● Description of the task
Report the number of lines where the string "source" occurs, and write nothing else.

● Excerpted data

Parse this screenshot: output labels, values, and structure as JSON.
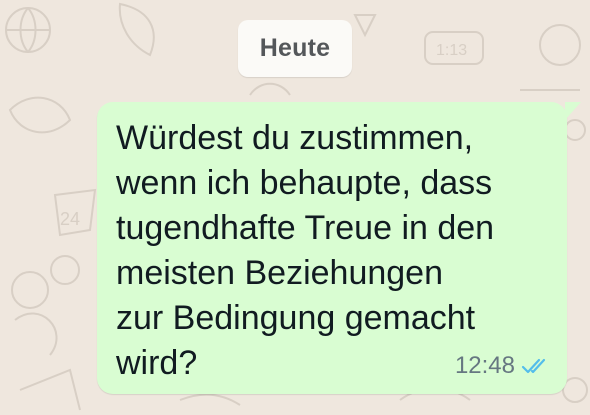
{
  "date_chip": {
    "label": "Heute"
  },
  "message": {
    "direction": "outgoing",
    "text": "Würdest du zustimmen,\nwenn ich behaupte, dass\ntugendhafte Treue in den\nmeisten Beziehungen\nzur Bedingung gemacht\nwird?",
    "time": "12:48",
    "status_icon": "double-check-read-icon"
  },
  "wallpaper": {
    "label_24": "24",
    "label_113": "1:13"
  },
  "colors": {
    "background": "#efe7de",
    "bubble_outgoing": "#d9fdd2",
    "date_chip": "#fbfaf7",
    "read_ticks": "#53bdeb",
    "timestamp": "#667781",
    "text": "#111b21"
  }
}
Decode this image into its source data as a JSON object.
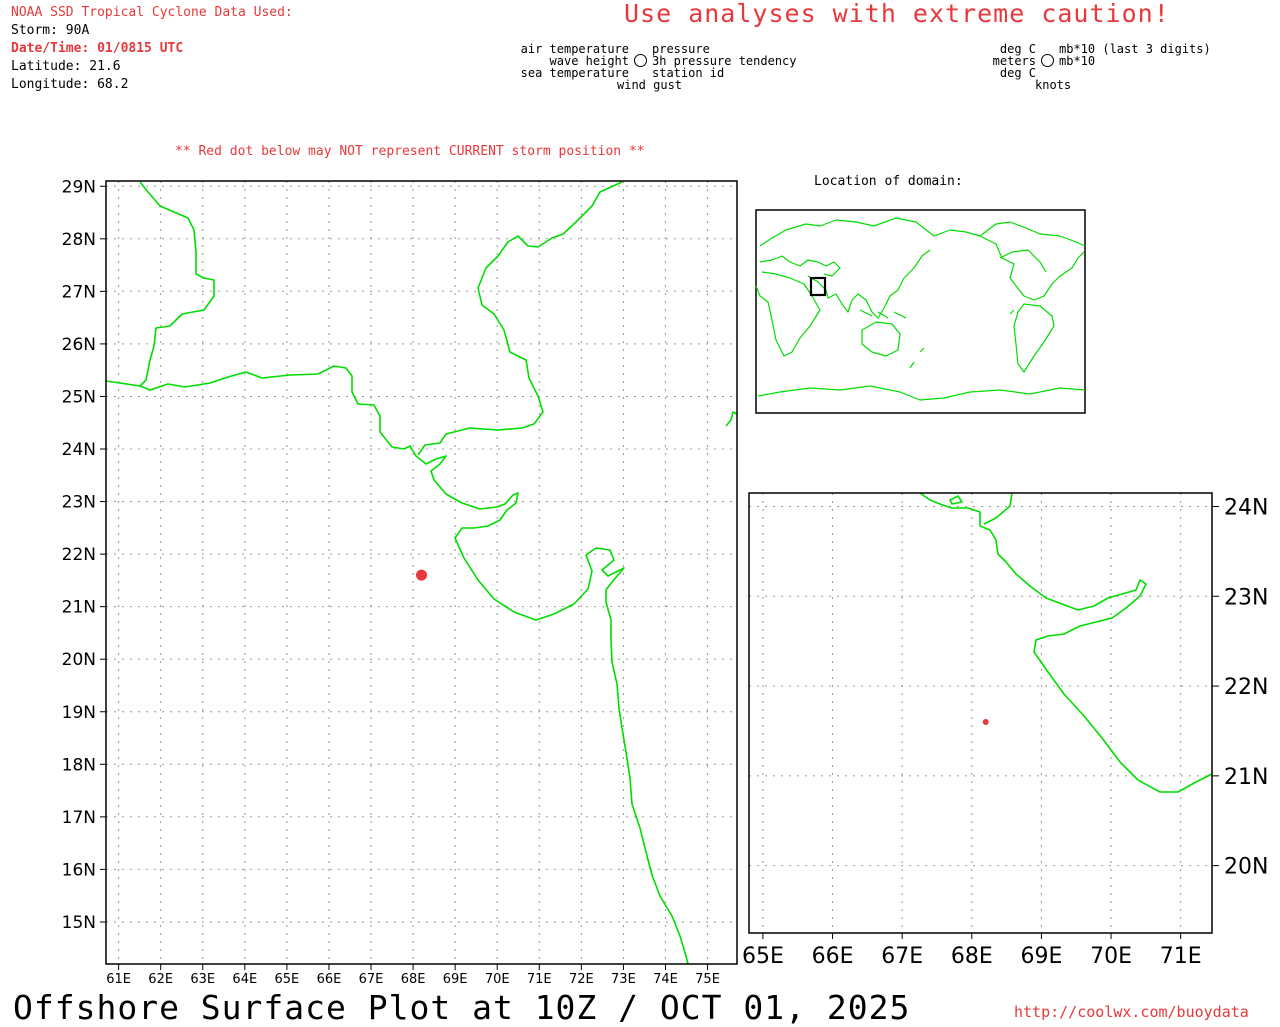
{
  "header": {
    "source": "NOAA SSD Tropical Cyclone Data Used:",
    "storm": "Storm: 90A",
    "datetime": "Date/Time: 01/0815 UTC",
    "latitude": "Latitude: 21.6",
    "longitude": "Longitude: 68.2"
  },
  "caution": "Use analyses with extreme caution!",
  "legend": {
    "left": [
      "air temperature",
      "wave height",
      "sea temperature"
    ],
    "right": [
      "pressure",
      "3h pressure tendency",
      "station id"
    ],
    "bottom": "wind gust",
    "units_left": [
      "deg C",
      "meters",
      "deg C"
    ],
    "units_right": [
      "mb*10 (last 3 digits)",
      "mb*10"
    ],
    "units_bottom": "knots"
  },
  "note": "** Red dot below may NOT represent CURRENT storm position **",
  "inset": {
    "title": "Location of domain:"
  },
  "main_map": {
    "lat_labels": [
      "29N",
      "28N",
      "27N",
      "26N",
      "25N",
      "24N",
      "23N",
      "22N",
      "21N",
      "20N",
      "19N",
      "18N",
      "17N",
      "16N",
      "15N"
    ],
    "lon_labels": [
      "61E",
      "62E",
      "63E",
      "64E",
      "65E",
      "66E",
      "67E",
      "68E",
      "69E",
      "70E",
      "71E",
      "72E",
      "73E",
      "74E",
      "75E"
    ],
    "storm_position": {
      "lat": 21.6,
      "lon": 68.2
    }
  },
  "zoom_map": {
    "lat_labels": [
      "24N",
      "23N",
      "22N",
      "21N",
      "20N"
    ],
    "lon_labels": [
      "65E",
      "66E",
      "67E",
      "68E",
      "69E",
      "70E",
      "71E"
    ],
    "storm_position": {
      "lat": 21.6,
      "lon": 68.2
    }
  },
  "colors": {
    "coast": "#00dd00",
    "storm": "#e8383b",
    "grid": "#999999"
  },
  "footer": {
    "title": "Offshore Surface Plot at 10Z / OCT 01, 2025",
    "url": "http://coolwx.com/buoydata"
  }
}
---
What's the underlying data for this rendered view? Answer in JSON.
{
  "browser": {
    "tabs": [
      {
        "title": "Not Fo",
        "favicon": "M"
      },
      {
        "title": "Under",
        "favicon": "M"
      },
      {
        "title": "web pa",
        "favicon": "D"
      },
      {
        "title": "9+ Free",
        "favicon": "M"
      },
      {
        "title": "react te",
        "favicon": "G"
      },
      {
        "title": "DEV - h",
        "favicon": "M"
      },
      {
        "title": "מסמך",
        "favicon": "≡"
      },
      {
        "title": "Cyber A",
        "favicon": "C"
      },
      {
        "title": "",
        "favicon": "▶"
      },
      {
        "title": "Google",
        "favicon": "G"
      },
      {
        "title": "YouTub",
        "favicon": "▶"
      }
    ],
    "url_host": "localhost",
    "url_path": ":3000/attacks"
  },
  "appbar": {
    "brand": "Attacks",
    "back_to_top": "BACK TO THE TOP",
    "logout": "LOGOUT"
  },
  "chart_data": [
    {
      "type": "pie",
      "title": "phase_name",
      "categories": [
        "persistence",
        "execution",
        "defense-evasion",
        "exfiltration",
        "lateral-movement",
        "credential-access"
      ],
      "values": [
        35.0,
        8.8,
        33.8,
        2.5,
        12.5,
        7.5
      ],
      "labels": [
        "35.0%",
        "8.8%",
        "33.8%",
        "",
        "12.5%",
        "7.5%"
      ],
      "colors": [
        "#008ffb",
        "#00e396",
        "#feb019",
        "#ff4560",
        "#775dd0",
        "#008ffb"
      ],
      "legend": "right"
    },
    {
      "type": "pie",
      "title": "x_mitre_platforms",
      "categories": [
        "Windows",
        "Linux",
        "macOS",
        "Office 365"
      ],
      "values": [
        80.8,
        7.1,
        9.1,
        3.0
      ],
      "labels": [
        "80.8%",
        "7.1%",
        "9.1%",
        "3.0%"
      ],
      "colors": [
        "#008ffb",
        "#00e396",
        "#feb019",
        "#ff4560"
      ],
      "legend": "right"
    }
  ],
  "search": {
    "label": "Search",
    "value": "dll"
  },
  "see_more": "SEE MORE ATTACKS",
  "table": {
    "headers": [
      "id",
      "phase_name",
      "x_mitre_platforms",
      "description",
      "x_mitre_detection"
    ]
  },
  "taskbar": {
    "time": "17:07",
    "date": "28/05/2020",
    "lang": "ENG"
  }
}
* * *
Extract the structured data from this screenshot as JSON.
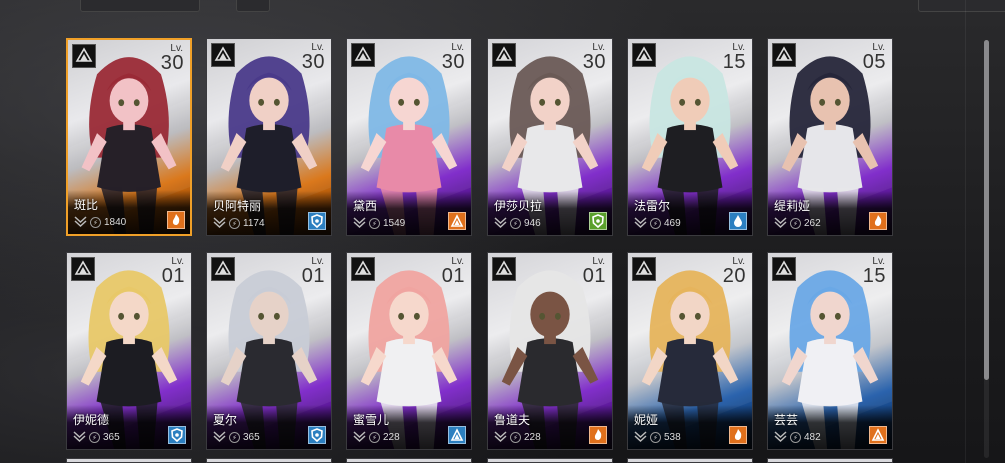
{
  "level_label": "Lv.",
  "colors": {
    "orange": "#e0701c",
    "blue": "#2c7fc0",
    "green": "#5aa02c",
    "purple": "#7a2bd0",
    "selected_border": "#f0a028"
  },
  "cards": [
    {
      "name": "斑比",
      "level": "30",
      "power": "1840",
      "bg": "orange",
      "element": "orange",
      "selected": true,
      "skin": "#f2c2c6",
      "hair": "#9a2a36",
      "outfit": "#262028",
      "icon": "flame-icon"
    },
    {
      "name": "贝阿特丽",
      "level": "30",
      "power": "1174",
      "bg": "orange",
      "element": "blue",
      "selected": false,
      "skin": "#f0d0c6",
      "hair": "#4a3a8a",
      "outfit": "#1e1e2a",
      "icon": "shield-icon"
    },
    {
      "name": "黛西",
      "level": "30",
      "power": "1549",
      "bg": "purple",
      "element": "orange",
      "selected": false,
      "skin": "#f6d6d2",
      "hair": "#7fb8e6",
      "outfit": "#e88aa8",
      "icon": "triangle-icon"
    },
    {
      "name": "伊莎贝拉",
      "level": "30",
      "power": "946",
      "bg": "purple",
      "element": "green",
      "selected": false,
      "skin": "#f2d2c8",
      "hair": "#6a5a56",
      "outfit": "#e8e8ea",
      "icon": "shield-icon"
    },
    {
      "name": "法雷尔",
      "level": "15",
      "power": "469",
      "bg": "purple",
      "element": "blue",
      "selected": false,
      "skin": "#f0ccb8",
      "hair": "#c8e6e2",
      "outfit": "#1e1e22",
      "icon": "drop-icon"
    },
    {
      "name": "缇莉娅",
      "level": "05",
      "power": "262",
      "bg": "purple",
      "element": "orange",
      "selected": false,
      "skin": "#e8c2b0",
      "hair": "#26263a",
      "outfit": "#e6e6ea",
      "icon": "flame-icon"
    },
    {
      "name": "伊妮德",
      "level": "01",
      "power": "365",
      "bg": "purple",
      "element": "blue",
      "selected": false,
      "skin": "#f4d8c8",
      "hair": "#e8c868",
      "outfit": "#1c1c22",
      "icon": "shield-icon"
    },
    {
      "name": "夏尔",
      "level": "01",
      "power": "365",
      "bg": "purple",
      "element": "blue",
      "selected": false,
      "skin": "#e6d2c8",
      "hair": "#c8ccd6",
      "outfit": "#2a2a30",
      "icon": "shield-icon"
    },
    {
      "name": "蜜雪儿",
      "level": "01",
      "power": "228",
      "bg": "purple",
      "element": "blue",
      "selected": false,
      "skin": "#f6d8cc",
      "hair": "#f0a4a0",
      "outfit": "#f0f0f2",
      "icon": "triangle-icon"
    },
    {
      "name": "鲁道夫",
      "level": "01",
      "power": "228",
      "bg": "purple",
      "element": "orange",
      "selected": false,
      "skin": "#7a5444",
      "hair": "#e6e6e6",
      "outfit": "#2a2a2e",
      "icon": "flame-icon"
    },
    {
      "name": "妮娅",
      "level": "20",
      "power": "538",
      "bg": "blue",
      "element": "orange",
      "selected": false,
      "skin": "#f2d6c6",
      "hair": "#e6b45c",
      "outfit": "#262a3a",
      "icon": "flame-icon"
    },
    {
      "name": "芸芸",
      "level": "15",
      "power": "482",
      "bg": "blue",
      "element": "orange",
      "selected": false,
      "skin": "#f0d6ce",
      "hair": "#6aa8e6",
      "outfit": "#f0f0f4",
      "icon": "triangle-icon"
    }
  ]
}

● Exercise solution
2